**Aim**
Hunt for the word "name" across the entries below, copying each line that holds it.

[START Records to use]

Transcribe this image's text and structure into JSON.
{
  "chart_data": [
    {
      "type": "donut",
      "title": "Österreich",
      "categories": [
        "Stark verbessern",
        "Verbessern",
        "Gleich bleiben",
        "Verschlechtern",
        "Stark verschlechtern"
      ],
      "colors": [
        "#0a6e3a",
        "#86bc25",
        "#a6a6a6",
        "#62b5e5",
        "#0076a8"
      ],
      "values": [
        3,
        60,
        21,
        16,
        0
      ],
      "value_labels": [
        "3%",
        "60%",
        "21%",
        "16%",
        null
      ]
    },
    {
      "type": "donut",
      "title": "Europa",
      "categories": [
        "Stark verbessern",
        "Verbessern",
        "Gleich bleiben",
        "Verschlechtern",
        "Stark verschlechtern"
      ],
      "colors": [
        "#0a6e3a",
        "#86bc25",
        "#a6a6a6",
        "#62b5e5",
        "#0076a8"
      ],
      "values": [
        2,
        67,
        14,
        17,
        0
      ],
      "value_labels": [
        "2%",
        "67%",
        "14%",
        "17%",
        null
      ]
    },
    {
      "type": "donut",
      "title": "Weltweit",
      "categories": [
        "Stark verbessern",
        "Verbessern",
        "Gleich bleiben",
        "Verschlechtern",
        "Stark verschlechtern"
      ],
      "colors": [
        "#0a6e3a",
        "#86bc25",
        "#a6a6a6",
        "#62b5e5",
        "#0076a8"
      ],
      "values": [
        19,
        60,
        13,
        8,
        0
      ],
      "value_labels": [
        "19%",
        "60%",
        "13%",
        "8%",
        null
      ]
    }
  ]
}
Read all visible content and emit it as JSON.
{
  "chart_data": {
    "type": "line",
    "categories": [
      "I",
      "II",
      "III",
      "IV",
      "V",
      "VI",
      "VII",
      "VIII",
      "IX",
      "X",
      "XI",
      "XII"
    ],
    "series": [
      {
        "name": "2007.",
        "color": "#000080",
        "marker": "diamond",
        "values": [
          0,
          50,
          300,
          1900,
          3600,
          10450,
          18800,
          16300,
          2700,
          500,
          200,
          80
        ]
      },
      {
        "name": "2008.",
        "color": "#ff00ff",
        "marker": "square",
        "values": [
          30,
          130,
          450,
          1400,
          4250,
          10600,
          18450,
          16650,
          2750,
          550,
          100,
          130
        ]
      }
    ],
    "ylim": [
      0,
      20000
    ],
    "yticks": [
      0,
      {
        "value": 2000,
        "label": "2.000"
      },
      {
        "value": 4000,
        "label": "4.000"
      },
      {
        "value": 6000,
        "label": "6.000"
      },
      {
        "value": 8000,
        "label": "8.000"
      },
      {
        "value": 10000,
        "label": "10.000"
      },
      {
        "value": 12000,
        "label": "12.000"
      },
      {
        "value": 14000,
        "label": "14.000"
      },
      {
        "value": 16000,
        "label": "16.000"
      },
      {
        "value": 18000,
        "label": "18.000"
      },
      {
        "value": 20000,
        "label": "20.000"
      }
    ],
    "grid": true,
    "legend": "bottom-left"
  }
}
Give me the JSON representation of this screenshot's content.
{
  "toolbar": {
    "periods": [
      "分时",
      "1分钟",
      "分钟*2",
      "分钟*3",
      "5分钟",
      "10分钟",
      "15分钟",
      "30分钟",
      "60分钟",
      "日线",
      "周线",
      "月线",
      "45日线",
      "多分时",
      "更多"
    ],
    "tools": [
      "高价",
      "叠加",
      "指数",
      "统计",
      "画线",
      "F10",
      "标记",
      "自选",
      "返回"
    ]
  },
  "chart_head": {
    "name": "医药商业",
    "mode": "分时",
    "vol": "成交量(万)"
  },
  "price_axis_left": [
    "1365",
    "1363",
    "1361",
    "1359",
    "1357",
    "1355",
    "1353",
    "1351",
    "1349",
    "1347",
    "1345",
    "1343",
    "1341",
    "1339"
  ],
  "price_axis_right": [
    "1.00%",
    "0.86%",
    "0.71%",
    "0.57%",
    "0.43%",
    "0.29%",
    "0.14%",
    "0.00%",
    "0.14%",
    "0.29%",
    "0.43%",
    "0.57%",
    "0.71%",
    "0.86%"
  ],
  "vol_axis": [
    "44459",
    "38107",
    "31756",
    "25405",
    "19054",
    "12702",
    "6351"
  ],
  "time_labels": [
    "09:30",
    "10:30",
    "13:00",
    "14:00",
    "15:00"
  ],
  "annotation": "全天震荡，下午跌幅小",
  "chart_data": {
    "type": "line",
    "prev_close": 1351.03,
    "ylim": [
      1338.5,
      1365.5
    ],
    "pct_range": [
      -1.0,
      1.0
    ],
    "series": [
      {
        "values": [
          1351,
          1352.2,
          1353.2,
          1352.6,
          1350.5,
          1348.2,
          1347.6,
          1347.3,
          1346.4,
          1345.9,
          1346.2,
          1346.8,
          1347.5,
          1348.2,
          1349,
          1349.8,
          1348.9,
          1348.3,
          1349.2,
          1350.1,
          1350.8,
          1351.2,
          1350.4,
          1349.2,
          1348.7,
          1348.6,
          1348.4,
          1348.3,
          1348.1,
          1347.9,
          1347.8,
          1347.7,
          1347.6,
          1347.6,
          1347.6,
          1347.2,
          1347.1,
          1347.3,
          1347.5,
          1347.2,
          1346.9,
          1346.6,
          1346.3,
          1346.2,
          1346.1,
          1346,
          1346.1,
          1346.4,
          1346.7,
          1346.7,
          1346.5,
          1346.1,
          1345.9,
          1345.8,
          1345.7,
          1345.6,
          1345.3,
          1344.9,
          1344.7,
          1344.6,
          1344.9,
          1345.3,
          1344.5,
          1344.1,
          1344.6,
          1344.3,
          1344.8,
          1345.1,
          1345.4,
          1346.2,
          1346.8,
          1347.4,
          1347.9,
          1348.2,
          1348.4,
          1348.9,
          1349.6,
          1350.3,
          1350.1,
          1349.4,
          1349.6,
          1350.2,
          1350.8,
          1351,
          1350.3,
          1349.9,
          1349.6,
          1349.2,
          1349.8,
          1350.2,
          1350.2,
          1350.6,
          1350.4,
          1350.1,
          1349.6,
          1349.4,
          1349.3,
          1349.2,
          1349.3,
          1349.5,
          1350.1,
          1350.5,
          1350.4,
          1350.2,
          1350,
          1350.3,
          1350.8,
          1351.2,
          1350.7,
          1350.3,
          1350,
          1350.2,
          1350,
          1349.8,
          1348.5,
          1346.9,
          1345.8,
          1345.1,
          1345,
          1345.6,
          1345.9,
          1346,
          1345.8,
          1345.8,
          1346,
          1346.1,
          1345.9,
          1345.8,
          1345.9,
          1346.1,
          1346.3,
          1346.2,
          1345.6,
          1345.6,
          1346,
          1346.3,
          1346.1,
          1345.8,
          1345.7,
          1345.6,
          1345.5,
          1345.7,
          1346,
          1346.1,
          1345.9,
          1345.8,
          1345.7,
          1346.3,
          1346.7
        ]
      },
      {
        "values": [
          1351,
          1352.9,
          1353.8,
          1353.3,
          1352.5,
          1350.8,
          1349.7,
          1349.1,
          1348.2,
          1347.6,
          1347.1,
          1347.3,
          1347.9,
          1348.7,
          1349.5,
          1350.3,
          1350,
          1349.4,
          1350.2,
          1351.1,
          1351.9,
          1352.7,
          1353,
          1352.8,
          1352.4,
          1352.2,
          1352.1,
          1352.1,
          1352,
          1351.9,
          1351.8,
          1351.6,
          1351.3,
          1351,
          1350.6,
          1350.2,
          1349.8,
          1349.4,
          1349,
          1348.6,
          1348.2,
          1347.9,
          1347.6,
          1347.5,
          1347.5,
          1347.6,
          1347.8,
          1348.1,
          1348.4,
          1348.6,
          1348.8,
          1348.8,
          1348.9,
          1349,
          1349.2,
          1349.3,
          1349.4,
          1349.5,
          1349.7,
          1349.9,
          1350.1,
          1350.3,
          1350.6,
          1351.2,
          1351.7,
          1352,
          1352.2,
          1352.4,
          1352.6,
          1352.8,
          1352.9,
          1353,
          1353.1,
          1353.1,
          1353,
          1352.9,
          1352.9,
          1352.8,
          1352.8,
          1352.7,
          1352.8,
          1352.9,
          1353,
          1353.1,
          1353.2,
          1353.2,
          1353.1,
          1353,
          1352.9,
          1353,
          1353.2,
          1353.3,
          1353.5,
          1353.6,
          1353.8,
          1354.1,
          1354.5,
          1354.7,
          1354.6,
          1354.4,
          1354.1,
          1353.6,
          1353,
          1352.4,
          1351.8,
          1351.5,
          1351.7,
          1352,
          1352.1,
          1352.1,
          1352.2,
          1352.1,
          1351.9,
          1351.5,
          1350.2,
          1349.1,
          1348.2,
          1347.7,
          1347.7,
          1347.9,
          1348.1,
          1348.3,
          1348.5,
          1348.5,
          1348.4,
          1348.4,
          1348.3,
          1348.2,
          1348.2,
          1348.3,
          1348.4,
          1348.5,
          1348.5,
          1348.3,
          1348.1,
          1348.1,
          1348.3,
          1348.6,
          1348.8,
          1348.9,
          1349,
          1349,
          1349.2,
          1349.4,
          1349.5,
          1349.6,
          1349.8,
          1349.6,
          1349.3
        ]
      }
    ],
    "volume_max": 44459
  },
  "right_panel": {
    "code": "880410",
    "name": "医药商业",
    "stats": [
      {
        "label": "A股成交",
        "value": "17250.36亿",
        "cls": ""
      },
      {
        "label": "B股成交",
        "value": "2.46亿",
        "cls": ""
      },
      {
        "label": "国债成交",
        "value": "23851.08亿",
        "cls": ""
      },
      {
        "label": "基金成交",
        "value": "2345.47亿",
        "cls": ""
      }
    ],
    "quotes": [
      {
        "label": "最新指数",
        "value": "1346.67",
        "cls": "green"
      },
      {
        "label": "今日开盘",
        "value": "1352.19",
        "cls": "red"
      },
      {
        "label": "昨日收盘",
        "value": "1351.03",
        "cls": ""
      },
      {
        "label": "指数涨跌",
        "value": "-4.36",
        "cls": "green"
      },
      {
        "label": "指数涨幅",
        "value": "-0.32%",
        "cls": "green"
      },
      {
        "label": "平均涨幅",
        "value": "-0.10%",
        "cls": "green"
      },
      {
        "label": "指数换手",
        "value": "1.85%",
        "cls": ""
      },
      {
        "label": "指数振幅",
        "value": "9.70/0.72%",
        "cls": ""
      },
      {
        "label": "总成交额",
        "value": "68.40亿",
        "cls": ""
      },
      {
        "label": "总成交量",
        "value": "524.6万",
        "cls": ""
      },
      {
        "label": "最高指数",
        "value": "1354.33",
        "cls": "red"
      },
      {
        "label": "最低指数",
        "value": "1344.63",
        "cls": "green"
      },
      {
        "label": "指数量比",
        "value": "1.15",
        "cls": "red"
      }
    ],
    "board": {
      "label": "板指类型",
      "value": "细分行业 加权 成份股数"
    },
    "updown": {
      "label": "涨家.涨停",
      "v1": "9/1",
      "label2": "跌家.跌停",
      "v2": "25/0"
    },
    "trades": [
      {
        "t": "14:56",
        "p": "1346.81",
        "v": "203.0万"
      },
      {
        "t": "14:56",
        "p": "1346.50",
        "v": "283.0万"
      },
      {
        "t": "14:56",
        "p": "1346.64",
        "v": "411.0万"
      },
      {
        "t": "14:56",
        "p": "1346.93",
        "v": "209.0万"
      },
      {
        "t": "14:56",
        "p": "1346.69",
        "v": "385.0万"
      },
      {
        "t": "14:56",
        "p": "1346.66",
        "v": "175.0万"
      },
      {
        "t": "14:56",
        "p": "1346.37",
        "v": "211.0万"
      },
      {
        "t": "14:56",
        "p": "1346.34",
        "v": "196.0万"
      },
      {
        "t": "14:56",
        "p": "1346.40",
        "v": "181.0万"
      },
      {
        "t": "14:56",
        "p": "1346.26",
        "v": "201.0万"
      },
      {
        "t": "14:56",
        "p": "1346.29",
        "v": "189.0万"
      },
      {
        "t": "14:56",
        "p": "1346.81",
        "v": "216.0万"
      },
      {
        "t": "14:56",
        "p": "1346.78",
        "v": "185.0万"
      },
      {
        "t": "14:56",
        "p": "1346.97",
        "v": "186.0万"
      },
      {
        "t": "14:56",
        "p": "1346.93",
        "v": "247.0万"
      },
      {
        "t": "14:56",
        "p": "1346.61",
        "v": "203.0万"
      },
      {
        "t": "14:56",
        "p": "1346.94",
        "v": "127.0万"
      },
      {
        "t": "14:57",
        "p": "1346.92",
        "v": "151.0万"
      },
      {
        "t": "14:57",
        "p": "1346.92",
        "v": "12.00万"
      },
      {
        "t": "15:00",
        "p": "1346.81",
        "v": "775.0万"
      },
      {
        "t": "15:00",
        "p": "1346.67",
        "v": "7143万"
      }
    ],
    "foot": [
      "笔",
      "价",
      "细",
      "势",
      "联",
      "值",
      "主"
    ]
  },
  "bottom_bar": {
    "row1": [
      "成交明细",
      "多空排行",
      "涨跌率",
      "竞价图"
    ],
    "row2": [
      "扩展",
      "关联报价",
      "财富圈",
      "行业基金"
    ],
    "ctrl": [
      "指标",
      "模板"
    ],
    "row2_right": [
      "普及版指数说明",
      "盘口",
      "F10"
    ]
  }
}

[END Records to use]

**Full answer**
        "name": "2007.",
        "name": "2008.",
    "name": "医药商业",
    "name": "医药商业",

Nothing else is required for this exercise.